Short task – Copy each line below that includes "column".

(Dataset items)
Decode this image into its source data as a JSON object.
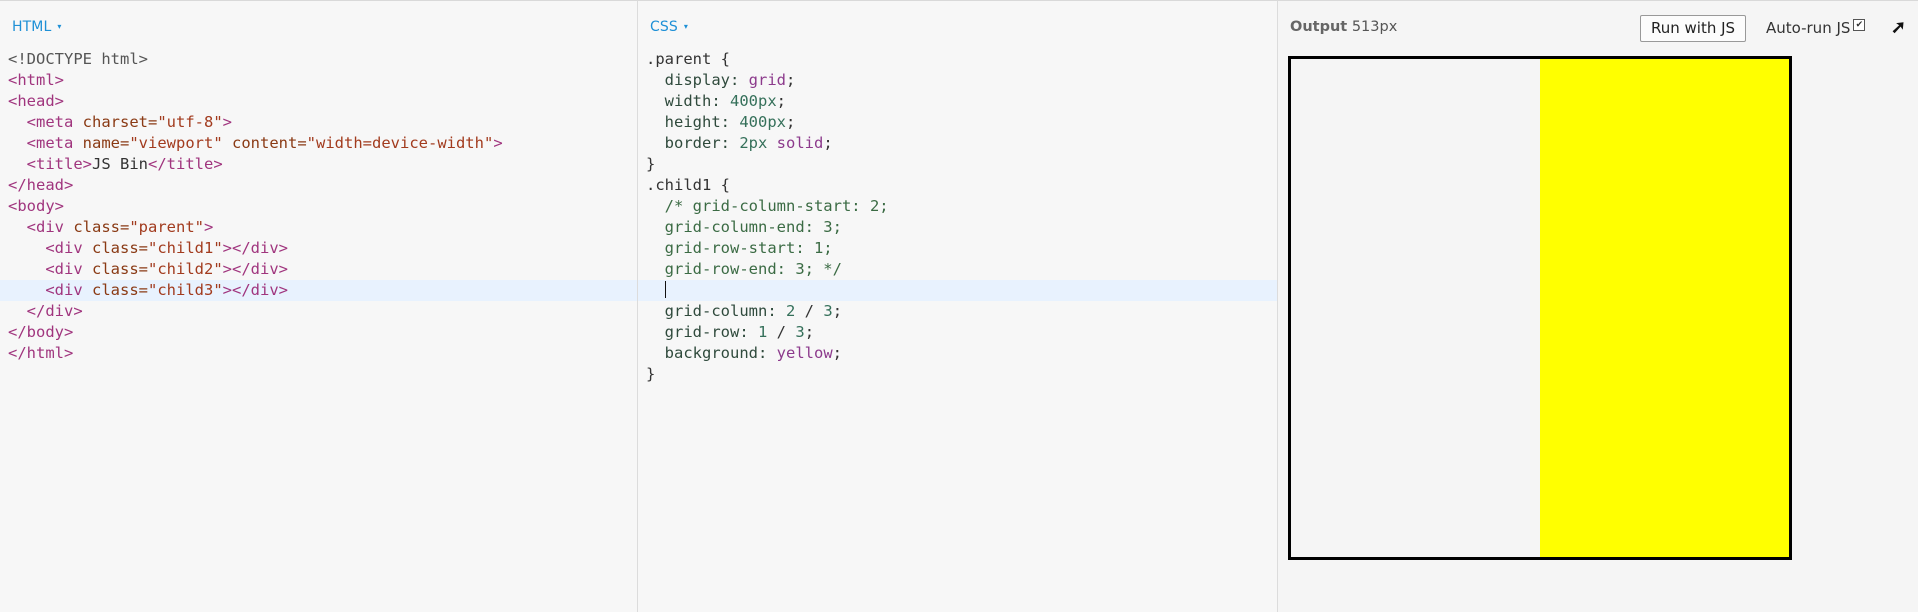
{
  "html_panel": {
    "label": "HTML",
    "caret": "▾",
    "lines": [
      [
        {
          "t": "<!DOCTYPE html>",
          "c": "doctype"
        }
      ],
      [
        {
          "t": "<html>",
          "c": "tag"
        }
      ],
      [
        {
          "t": "<head>",
          "c": "tag"
        }
      ],
      [
        {
          "t": "  "
        },
        {
          "t": "<meta ",
          "c": "tag"
        },
        {
          "t": "charset=",
          "c": "attr"
        },
        {
          "t": "\"utf-8\"",
          "c": "str"
        },
        {
          "t": ">",
          "c": "tag"
        }
      ],
      [
        {
          "t": "  "
        },
        {
          "t": "<meta ",
          "c": "tag"
        },
        {
          "t": "name=",
          "c": "attr"
        },
        {
          "t": "\"viewport\"",
          "c": "str"
        },
        {
          "t": " content=",
          "c": "attr"
        },
        {
          "t": "\"width=device-width\"",
          "c": "str"
        },
        {
          "t": ">",
          "c": "tag"
        }
      ],
      [
        {
          "t": "  "
        },
        {
          "t": "<title>",
          "c": "tag"
        },
        {
          "t": "JS Bin"
        },
        {
          "t": "</title>",
          "c": "tag"
        }
      ],
      [
        {
          "t": "</head>",
          "c": "tag"
        }
      ],
      [
        {
          "t": "<body>",
          "c": "tag"
        }
      ],
      [
        {
          "t": "  "
        },
        {
          "t": "<div ",
          "c": "tag"
        },
        {
          "t": "class=",
          "c": "attr"
        },
        {
          "t": "\"parent\"",
          "c": "str"
        },
        {
          "t": ">",
          "c": "tag"
        }
      ],
      [
        {
          "t": "    "
        },
        {
          "t": "<div ",
          "c": "tag"
        },
        {
          "t": "class=",
          "c": "attr"
        },
        {
          "t": "\"child1\"",
          "c": "str"
        },
        {
          "t": "></div>",
          "c": "tag"
        }
      ],
      [
        {
          "t": "    "
        },
        {
          "t": "<div ",
          "c": "tag"
        },
        {
          "t": "class=",
          "c": "attr"
        },
        {
          "t": "\"child2\"",
          "c": "str"
        },
        {
          "t": "></div>",
          "c": "tag"
        }
      ],
      [
        {
          "t": "    "
        },
        {
          "t": "<div ",
          "c": "tag"
        },
        {
          "t": "class=",
          "c": "attr"
        },
        {
          "t": "\"child3\"",
          "c": "str"
        },
        {
          "t": "></div>",
          "c": "tag"
        }
      ],
      [
        {
          "t": "  "
        },
        {
          "t": "</div>",
          "c": "tag"
        }
      ],
      [
        {
          "t": "</body>",
          "c": "tag"
        }
      ],
      [
        {
          "t": "</html>",
          "c": "tag"
        }
      ]
    ],
    "active_line": 11
  },
  "css_panel": {
    "label": "CSS",
    "caret": "▾",
    "lines": [
      [
        {
          "t": ".parent {",
          "c": "sel"
        }
      ],
      [
        {
          "t": "  "
        },
        {
          "t": "display: ",
          "c": "prop"
        },
        {
          "t": "grid",
          "c": "kw"
        },
        {
          "t": ";"
        }
      ],
      [
        {
          "t": "  "
        },
        {
          "t": "width: ",
          "c": "prop"
        },
        {
          "t": "400px",
          "c": "num"
        },
        {
          "t": ";"
        }
      ],
      [
        {
          "t": "  "
        },
        {
          "t": "height: ",
          "c": "prop"
        },
        {
          "t": "400px",
          "c": "num"
        },
        {
          "t": ";"
        }
      ],
      [
        {
          "t": "  "
        },
        {
          "t": "border: ",
          "c": "prop"
        },
        {
          "t": "2px",
          "c": "num"
        },
        {
          "t": " "
        },
        {
          "t": "solid",
          "c": "kw"
        },
        {
          "t": ";"
        }
      ],
      [
        {
          "t": "}",
          "c": "sel"
        }
      ],
      [
        {
          "t": ".child1 {",
          "c": "sel"
        }
      ],
      [
        {
          "t": "  "
        },
        {
          "t": "/* grid-column-start: 2;",
          "c": "comment"
        }
      ],
      [
        {
          "t": "  "
        },
        {
          "t": "grid-column-end: 3;",
          "c": "comment"
        }
      ],
      [
        {
          "t": "  "
        },
        {
          "t": "grid-row-start: 1;",
          "c": "comment"
        }
      ],
      [
        {
          "t": "  "
        },
        {
          "t": "grid-row-end: 3; */",
          "c": "comment"
        }
      ],
      [
        {
          "t": "  "
        },
        {
          "t": "",
          "cursor": true
        }
      ],
      [
        {
          "t": "  "
        },
        {
          "t": "grid-column: ",
          "c": "prop"
        },
        {
          "t": "2",
          "c": "num"
        },
        {
          "t": " / "
        },
        {
          "t": "3",
          "c": "num"
        },
        {
          "t": ";"
        }
      ],
      [
        {
          "t": "  "
        },
        {
          "t": "grid-row: ",
          "c": "prop"
        },
        {
          "t": "1",
          "c": "num"
        },
        {
          "t": " / "
        },
        {
          "t": "3",
          "c": "num"
        },
        {
          "t": ";"
        }
      ],
      [
        {
          "t": "  "
        },
        {
          "t": "background: ",
          "c": "prop"
        },
        {
          "t": "yellow",
          "c": "kw"
        },
        {
          "t": ";"
        }
      ],
      [
        {
          "t": "}",
          "c": "sel"
        }
      ]
    ],
    "active_line": 11
  },
  "output_panel": {
    "label_bold": "Output",
    "label_size": "513px",
    "run_button": "Run with JS",
    "autorun_label": "Auto-run JS",
    "autorun_checked": "✔",
    "popout_icon": "➚",
    "preview_colors": {
      "fill": "#ffff00",
      "border": "#000000"
    }
  }
}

Exercise solution –
          "t": "/* grid-column-start: 2;",
          "t": "grid-column-end: 3;",
          "t": "grid-column: ",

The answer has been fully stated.